> **Items**
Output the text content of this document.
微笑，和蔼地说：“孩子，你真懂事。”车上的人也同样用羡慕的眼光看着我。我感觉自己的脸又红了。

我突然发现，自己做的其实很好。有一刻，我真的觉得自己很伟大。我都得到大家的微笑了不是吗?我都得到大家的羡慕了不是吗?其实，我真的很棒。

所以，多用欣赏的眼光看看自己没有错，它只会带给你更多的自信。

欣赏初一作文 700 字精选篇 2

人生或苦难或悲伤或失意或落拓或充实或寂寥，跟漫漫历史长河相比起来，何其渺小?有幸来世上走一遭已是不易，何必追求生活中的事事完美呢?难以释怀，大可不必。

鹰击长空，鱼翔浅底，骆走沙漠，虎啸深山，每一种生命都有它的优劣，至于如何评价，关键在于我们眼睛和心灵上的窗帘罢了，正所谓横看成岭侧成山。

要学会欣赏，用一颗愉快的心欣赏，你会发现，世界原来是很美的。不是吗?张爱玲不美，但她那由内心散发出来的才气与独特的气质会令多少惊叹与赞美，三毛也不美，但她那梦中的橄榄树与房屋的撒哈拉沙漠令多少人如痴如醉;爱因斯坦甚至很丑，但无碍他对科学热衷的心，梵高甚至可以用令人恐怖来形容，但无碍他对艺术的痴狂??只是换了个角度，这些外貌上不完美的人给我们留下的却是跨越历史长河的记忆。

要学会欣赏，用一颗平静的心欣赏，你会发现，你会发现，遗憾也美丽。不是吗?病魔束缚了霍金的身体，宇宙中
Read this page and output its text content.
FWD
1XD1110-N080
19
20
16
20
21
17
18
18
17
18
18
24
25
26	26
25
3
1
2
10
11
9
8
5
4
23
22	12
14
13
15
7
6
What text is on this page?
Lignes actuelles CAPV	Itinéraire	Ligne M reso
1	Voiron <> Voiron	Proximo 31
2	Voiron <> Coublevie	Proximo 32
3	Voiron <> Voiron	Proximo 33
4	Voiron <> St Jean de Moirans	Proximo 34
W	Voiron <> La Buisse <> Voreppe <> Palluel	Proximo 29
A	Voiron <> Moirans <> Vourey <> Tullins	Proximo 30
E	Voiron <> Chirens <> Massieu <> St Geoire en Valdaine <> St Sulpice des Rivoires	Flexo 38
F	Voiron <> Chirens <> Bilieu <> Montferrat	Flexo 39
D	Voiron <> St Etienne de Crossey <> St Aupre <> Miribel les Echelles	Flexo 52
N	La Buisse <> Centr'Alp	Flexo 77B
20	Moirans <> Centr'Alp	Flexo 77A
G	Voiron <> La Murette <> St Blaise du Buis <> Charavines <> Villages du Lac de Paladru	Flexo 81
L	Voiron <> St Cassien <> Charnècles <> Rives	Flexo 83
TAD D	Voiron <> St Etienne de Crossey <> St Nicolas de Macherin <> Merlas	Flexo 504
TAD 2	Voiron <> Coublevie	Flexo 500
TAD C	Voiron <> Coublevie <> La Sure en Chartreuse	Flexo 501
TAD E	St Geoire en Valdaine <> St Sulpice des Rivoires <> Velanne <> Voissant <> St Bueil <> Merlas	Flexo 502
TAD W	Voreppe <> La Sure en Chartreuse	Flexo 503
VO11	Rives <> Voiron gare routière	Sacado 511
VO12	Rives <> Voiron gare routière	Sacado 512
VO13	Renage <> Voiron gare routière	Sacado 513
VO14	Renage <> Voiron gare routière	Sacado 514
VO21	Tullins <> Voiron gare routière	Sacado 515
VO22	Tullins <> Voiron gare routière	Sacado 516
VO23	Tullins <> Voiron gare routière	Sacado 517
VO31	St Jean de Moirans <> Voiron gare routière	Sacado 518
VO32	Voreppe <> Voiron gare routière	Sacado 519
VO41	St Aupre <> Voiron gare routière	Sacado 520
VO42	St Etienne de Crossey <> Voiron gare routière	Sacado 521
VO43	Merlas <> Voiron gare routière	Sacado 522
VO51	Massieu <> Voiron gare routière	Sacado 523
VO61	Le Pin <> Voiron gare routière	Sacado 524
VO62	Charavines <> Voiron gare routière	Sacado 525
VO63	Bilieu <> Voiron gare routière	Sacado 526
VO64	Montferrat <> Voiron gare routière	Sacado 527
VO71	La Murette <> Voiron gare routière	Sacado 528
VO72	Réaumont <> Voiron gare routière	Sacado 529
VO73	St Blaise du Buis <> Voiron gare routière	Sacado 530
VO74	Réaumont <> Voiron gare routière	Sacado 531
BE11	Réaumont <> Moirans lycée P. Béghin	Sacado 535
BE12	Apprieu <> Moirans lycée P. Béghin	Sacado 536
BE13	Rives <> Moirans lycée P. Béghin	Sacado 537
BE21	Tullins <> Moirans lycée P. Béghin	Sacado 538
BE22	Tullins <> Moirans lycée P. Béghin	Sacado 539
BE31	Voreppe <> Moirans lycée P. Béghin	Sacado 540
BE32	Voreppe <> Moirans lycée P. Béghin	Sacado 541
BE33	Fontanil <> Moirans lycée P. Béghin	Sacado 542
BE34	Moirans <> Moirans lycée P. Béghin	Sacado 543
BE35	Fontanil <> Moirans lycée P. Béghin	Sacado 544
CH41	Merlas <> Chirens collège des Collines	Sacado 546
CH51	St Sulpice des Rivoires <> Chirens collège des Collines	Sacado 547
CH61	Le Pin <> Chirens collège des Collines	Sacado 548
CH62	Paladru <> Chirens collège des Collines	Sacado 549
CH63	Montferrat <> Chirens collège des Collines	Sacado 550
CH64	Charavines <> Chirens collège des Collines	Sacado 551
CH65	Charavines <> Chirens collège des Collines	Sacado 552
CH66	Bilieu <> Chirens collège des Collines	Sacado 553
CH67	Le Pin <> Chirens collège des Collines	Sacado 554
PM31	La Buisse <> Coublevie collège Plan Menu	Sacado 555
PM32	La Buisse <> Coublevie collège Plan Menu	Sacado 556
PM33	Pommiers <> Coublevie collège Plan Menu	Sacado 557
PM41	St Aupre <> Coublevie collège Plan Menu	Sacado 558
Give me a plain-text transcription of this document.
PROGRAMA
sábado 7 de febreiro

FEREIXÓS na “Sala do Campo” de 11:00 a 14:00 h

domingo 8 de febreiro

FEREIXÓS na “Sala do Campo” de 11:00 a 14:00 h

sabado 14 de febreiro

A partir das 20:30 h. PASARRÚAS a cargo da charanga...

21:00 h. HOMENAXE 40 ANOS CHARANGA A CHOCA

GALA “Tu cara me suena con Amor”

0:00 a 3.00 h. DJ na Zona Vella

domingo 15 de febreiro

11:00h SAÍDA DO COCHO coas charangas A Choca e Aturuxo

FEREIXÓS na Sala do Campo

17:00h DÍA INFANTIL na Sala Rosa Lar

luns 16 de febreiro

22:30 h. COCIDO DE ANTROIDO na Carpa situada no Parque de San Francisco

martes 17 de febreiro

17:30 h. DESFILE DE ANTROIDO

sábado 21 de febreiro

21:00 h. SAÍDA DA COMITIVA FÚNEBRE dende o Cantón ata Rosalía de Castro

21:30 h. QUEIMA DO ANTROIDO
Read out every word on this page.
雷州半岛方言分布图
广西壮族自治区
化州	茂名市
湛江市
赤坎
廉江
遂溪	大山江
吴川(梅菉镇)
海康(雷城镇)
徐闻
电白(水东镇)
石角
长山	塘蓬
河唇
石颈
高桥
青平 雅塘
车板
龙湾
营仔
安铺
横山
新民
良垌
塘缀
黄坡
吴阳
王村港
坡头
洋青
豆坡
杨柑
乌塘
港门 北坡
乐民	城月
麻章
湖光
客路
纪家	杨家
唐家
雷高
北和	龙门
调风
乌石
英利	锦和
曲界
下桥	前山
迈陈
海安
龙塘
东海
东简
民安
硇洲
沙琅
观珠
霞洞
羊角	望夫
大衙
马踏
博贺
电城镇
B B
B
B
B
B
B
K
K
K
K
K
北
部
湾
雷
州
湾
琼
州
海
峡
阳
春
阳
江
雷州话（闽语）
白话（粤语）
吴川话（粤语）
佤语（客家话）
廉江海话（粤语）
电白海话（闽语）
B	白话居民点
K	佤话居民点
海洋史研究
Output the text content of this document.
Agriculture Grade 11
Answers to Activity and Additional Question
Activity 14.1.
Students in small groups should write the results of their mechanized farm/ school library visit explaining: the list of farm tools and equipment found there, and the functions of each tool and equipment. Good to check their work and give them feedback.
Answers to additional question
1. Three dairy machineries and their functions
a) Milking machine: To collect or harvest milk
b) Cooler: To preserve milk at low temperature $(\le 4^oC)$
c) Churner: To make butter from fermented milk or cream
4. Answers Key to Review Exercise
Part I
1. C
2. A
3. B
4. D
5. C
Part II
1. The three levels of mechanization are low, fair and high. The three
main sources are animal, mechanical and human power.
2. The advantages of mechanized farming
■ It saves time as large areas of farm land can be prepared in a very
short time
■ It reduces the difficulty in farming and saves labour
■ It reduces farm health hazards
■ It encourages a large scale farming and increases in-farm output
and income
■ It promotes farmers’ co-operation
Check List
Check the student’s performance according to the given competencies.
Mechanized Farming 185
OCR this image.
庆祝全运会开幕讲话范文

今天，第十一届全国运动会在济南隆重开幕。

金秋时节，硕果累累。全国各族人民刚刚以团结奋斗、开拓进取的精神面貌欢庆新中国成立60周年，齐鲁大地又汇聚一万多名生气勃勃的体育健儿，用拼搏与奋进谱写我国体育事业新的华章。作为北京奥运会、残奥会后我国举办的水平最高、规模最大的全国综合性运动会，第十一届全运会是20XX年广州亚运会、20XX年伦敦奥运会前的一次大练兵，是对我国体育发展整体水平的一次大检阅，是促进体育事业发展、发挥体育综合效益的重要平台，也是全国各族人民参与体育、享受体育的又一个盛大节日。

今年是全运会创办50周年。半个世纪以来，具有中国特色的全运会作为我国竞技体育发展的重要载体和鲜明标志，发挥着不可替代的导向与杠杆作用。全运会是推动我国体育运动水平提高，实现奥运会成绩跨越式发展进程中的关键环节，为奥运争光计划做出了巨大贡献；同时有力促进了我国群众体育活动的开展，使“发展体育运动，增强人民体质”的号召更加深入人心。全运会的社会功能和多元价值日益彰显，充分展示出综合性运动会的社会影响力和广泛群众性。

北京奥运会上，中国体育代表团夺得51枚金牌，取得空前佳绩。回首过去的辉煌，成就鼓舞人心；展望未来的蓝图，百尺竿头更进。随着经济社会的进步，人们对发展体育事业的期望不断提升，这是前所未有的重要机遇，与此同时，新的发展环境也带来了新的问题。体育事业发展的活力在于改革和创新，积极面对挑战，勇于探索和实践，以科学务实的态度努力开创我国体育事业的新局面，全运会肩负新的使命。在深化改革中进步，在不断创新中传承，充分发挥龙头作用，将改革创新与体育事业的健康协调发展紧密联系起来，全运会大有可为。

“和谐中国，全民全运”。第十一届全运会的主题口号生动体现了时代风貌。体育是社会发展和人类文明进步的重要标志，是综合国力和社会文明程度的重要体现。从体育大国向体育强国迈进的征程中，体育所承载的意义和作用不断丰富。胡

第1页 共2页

> **Request**
Isolate the lines that hold the word "Centr" and copy all of them.

> **Written reply**
N	La Buisse <> Centr'Alp	Flexo 77B
20	Moirans <> Centr'Alp	Flexo 77A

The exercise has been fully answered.